• **What is asked**
Give the material once more, word for word, without any images.

• **Raw data**
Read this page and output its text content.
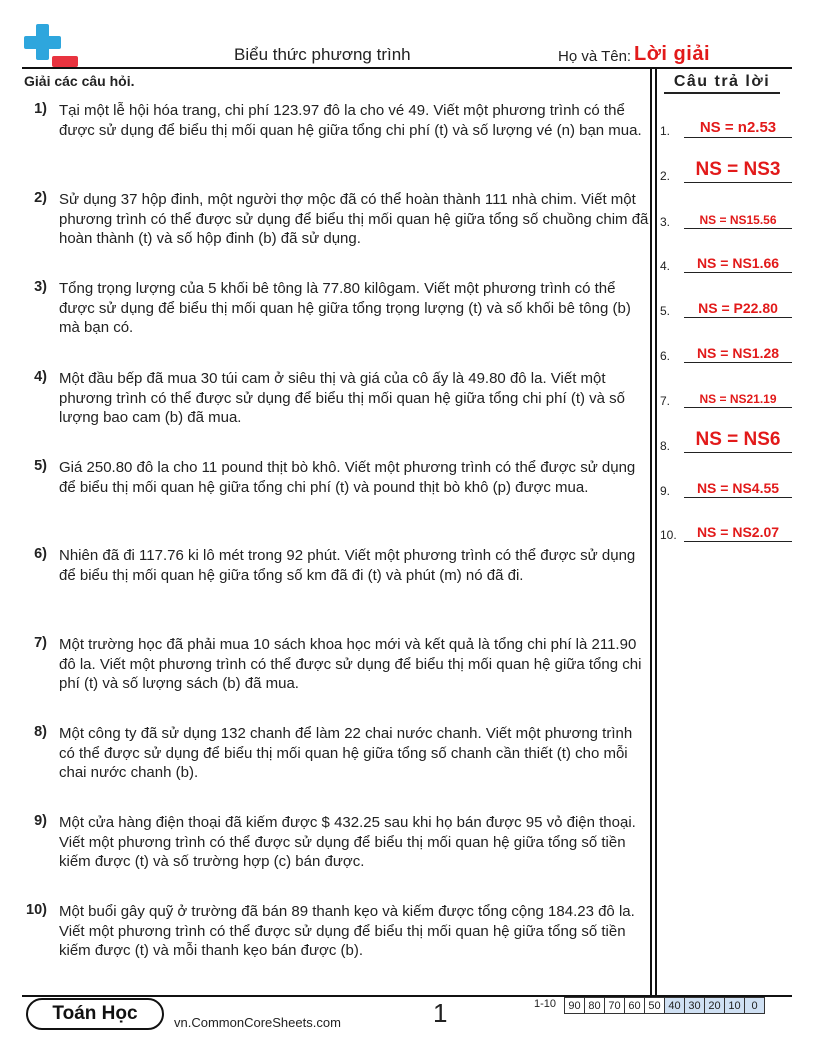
Biểu thức phương trình	Họ và Tên: Lời giải
Giải các câu hỏi.	Câu trả lời
1) Tại một lễ hội hóa trang, chi phí 123.97 đô la cho vé 49. Viết một phương trình có thể được sử dụng để biểu thị mối quan hệ giữa tổng chi phí (t) và số lượng vé (n) bạn mua.
2) Sử dụng 37 hộp đinh, một người thợ mộc đã có thể hoàn thành 111 nhà chim. Viết một phương trình có thể được sử dụng để biểu thị mối quan hệ giữa tổng số chuồng chim đã hoàn thành (t) và số hộp đinh (b) đã sử dụng.
3) Tổng trọng lượng của 5 khối bê tông là 77.80 kilôgam. Viết một phương trình có thể được sử dụng để biểu thị mối quan hệ giữa tổng trọng lượng (t) và số khối bê tông (b) mà bạn có.
4) Một đầu bếp đã mua 30 túi cam ở siêu thị và giá của cô ấy là 49.80 đô la. Viết một phương trình có thể được sử dụng để biểu thị mối quan hệ giữa tổng chi phí (t) và số lượng bao cam (b) đã mua.
5) Giá 250.80 đô la cho 11 pound thịt bò khô. Viết một phương trình có thể được sử dụng để biểu thị mối quan hệ giữa tổng chi phí (t) và pound thịt bò khô (p) được mua.
6) Nhiên đã đi 117.76 ki lô mét trong 92 phút. Viết một phương trình có thể được sử dụng để biểu thị mối quan hệ giữa tổng số km đã đi (t) và phút (m) nó đã đi.
7) Một trường học đã phải mua 10 sách khoa học mới và kết quả là tổng chi phí là 211.90 đô la. Viết một phương trình có thể được sử dụng để biểu thị mối quan hệ giữa tổng chi phí (t) và số lượng sách (b) đã mua.
8) Một công ty đã sử dụng 132 chanh để làm 22 chai nước chanh. Viết một phương trình có thể được sử dụng để biểu thị mối quan hệ giữa tổng số chanh cần thiết (t) cho mỗi chai nước chanh (b).
9) Một cửa hàng điện thoại đã kiếm được $ 432.25 sau khi họ bán được 95 vỏ điện thoại. Viết một phương trình có thể được sử dụng để biểu thị mối quan hệ giữa tổng số tiền kiếm được (t) và số trường hợp (c) bán được.
10) Một buổi gây quỹ ở trường đã bán 89 thanh kẹo và kiếm được tổng cộng 184.23 đô la. Viết một phương trình có thể được sử dụng để biểu thị mối quan hệ giữa tổng số tiền kiếm được (t) và mỗi thanh kẹo bán được (b).
1.	NS = n2.53
2.	NS = NS3
3.	NS = NS15.56
4.	NS = NS1.66
5.	NS = P22.80
6.	NS = NS1.28
7.	NS = NS21.19
8.	NS = NS6
9.	NS = NS4.55
10.	NS = NS2.07
Toán Học	vn.CommonCoreSheets.com	1	1-10 90	80	70	60	50	40	30	20	10	0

• **The completed task**
Read this page and output its text content.
Biểu thức phương trình	Họ và Tên: Lời giải
Giải các câu hỏi.	Câu trả lời
1) Tại một lễ hội hóa trang, chi phí 123.97 đô la cho vé 49. Viết một phương trình có thể được sử dụng để biểu thị mối quan hệ giữa tổng chi phí (t) và số lượng vé (n) bạn mua.
2) Sử dụng 37 hộp đinh, một người thợ mộc đã có thể hoàn thành 111 nhà chim. Viết một phương trình có thể được sử dụng để biểu thị mối quan hệ giữa tổng số chuồng chim đã hoàn thành (t) và số hộp đinh (b) đã sử dụng.
3) Tổng trọng lượng của 5 khối bê tông là 77.80 kilôgam. Viết một phương trình có thể được sử dụng để biểu thị mối quan hệ giữa tổng trọng lượng (t) và số khối bê tông (b) mà bạn có.
4) Một đầu bếp đã mua 30 túi cam ở siêu thị và giá của cô ấy là 49.80 đô la. Viết một phương trình có thể được sử dụng để biểu thị mối quan hệ giữa tổng chi phí (t) và số lượng bao cam (b) đã mua.
5) Giá 250.80 đô la cho 11 pound thịt bò khô. Viết một phương trình có thể được sử dụng để biểu thị mối quan hệ giữa tổng chi phí (t) và pound thịt bò khô (p) được mua.
6) Nhiên đã đi 117.76 ki lô mét trong 92 phút. Viết một phương trình có thể được sử dụng để biểu thị mối quan hệ giữa tổng số km đã đi (t) và phút (m) nó đã đi.
7) Một trường học đã phải mua 10 sách khoa học mới và kết quả là tổng chi phí là 211.90 đô la. Viết một phương trình có thể được sử dụng để biểu thị mối quan hệ giữa tổng chi phí (t) và số lượng sách (b) đã mua.
8) Một công ty đã sử dụng 132 chanh để làm 22 chai nước chanh. Viết một phương trình có thể được sử dụng để biểu thị mối quan hệ giữa tổng số chanh cần thiết (t) cho mỗi chai nước chanh (b).
9) Một cửa hàng điện thoại đã kiếm được $ 432.25 sau khi họ bán được 95 vỏ điện thoại. Viết một phương trình có thể được sử dụng để biểu thị mối quan hệ giữa tổng số tiền kiếm được (t) và số trường hợp (c) bán được.
10) Một buổi gây quỹ ở trường đã bán 89 thanh kẹo và kiếm được tổng cộng 184.23 đô la. Viết một phương trình có thể được sử dụng để biểu thị mối quan hệ giữa tổng số tiền kiếm được (t) và mỗi thanh kẹo bán được (b).
1.	NS = n2.53
2.	NS = NS3
3.	NS = NS15.56
4.	NS = NS1.66
5.	NS = P22.80
6.	NS = NS1.28
7.	NS = NS21.19
8.	NS = NS6
9.	NS = NS4.55
10.	NS = NS2.07
Toán Học	vn.CommonCoreSheets.com	1	1-10 90	80	70	60	50	40	30	20	10	0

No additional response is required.